__Set problem__: Reproduce the material word for word; the images stay out.

__Extracted data__:
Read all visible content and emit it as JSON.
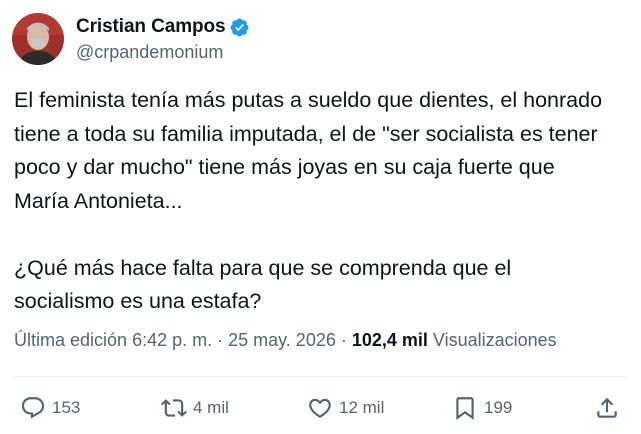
{
  "author": {
    "display_name": "Cristian Campos",
    "handle": "@crpandemonium",
    "verified": true,
    "verified_color": "#1d9bf0"
  },
  "post": {
    "text": "El feminista tenía más putas a sueldo que dientes, el honrado\ntiene a toda su familia imputada, el de \"ser socialista es tener\npoco y dar mucho\" tiene más joyas en su caja fuerte que\nMaría Antonieta...\n\n¿Qué más hace falta para que se comprenda que el\nsocialismo es una estafa?"
  },
  "meta": {
    "edited_label": "Última edición",
    "time": "6:42 p. m.",
    "separator": "·",
    "date": "25 may. 2026",
    "views_count": "102,4 mil",
    "views_label": "Visualizaciones"
  },
  "actions": {
    "replies": {
      "icon": "reply-icon",
      "count": "153"
    },
    "reposts": {
      "icon": "repost-icon",
      "count": "4 mil"
    },
    "likes": {
      "icon": "like-icon",
      "count": "12 mil"
    },
    "bookmarks": {
      "icon": "bookmark-icon",
      "count": "199"
    },
    "share": {
      "icon": "share-icon"
    }
  },
  "colors": {
    "text": "#0f1419",
    "secondary": "#536471",
    "divider": "#eff3f4"
  }
}
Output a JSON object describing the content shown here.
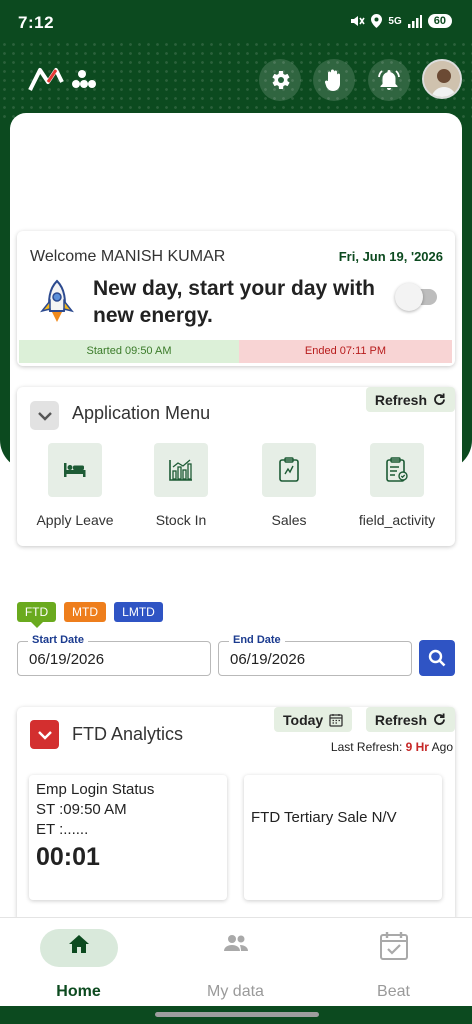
{
  "status_bar": {
    "time": "7:12",
    "network": "5G",
    "battery": "60"
  },
  "welcome": {
    "greeting": "Welcome MANISH KUMAR",
    "date": "Fri, Jun 19, '2026",
    "motto": "New day, start your day with new energy.",
    "started": "Started 09:50 AM",
    "ended": "Ended 07:11 PM"
  },
  "app_menu": {
    "title": "Application Menu",
    "refresh_label": "Refresh",
    "items": [
      {
        "label": "Apply Leave",
        "icon": "bed-icon"
      },
      {
        "label": "Stock In",
        "icon": "chart-icon"
      },
      {
        "label": "Sales",
        "icon": "clipboard-icon"
      },
      {
        "label": "field_activity",
        "icon": "checklist-icon"
      }
    ]
  },
  "filters": {
    "tabs": [
      "FTD",
      "MTD",
      "LMTD"
    ],
    "selected": "FTD",
    "start_label": "Start Date",
    "start_value": "06/19/2026",
    "end_label": "End Date",
    "end_value": "06/19/2026"
  },
  "analytics": {
    "title": "FTD Analytics",
    "today_label": "Today",
    "refresh_label": "Refresh",
    "last_refresh_prefix": "Last Refresh:",
    "last_refresh_value": "9 Hr",
    "last_refresh_suffix": "Ago",
    "login_card": {
      "title": "Emp Login Status",
      "st": "ST :09:50 AM",
      "et": "ET :......",
      "duration": "00:01"
    },
    "sale_card": {
      "title": "FTD Tertiary Sale N/V"
    }
  },
  "bottom_nav": {
    "items": [
      {
        "label": "Home",
        "active": true
      },
      {
        "label": "My data",
        "active": false
      },
      {
        "label": "Beat",
        "active": false
      }
    ]
  },
  "colors": {
    "brand": "#0c4a1f",
    "accent_blue": "#2f54c4",
    "alert_red": "#d32f2f"
  }
}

__Answer to the problem__:
Read all visible content and emit it as JSON.
{
  "author": {
    "display_name": "Cristian Campos",
    "handle": "@crpandemonium",
    "verified": true,
    "verified_color": "#1d9bf0"
  },
  "post": {
    "text": "El feminista tenía más putas a sueldo que dientes, el honrado\ntiene a toda su familia imputada, el de \"ser socialista es tener\npoco y dar mucho\" tiene más joyas en su caja fuerte que\nMaría Antonieta...\n\n¿Qué más hace falta para que se comprenda que el\nsocialismo es una estafa?"
  },
  "meta": {
    "edited_label": "Última edición",
    "time": "6:42 p. m.",
    "separator": "·",
    "date": "25 may. 2026",
    "views_count": "102,4 mil",
    "views_label": "Visualizaciones"
  },
  "actions": {
    "replies": {
      "icon": "reply-icon",
      "count": "153"
    },
    "reposts": {
      "icon": "repost-icon",
      "count": "4 mil"
    },
    "likes": {
      "icon": "like-icon",
      "count": "12 mil"
    },
    "bookmarks": {
      "icon": "bookmark-icon",
      "count": "199"
    },
    "share": {
      "icon": "share-icon"
    }
  },
  "colors": {
    "text": "#0f1419",
    "secondary": "#536471",
    "divider": "#eff3f4"
  }
}
Output a JSON object describing the content shown here.
{
  "status_bar": {
    "time": "7:12",
    "network": "5G",
    "battery": "60"
  },
  "welcome": {
    "greeting": "Welcome MANISH KUMAR",
    "date": "Fri, Jun 19, '2026",
    "motto": "New day, start your day with new energy.",
    "started": "Started 09:50 AM",
    "ended": "Ended 07:11 PM"
  },
  "app_menu": {
    "title": "Application Menu",
    "refresh_label": "Refresh",
    "items": [
      {
        "label": "Apply Leave",
        "icon": "bed-icon"
      },
      {
        "label": "Stock In",
        "icon": "chart-icon"
      },
      {
        "label": "Sales",
        "icon": "clipboard-icon"
      },
      {
        "label": "field_activity",
        "icon": "checklist-icon"
      }
    ]
  },
  "filters": {
    "tabs": [
      "FTD",
      "MTD",
      "LMTD"
    ],
    "selected": "FTD",
    "start_label": "Start Date",
    "start_value": "06/19/2026",
    "end_label": "End Date",
    "end_value": "06/19/2026"
  },
  "analytics": {
    "title": "FTD Analytics",
    "today_label": "Today",
    "refresh_label": "Refresh",
    "last_refresh_prefix": "Last Refresh:",
    "last_refresh_value": "9 Hr",
    "last_refresh_suffix": "Ago",
    "login_card": {
      "title": "Emp Login Status",
      "st": "ST :09:50 AM",
      "et": "ET :......",
      "duration": "00:01"
    },
    "sale_card": {
      "title": "FTD Tertiary Sale N/V"
    }
  },
  "bottom_nav": {
    "items": [
      {
        "label": "Home",
        "active": true
      },
      {
        "label": "My data",
        "active": false
      },
      {
        "label": "Beat",
        "active": false
      }
    ]
  },
  "colors": {
    "brand": "#0c4a1f",
    "accent_blue": "#2f54c4",
    "alert_red": "#d32f2f"
  }
}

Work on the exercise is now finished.